*Your task*. Write every record out again exactly as given.

(Source records)
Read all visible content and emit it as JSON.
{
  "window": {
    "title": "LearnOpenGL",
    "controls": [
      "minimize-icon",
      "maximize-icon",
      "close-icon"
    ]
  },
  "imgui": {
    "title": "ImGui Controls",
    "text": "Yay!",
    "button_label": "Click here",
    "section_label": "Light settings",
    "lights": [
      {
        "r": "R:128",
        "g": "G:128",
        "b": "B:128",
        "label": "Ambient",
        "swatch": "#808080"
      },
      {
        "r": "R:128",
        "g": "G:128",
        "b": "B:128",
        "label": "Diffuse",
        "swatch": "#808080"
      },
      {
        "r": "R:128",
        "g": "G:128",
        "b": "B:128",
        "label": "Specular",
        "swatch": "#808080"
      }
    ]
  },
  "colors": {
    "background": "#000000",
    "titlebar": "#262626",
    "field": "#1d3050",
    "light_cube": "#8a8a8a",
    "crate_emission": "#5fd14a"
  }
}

*Answer to the task*.
Read all visible content and emit it as JSON.
{
  "window": {
    "title": "LearnOpenGL",
    "controls": [
      "minimize-icon",
      "maximize-icon",
      "close-icon"
    ]
  },
  "imgui": {
    "title": "ImGui Controls",
    "text": "Yay!",
    "button_label": "Click here",
    "section_label": "Light settings",
    "lights": [
      {
        "r": "R:128",
        "g": "G:128",
        "b": "B:128",
        "label": "Ambient",
        "swatch": "#808080"
      },
      {
        "r": "R:128",
        "g": "G:128",
        "b": "B:128",
        "label": "Diffuse",
        "swatch": "#808080"
      },
      {
        "r": "R:128",
        "g": "G:128",
        "b": "B:128",
        "label": "Specular",
        "swatch": "#808080"
      }
    ]
  },
  "colors": {
    "background": "#000000",
    "titlebar": "#262626",
    "field": "#1d3050",
    "light_cube": "#8a8a8a",
    "crate_emission": "#5fd14a"
  }
}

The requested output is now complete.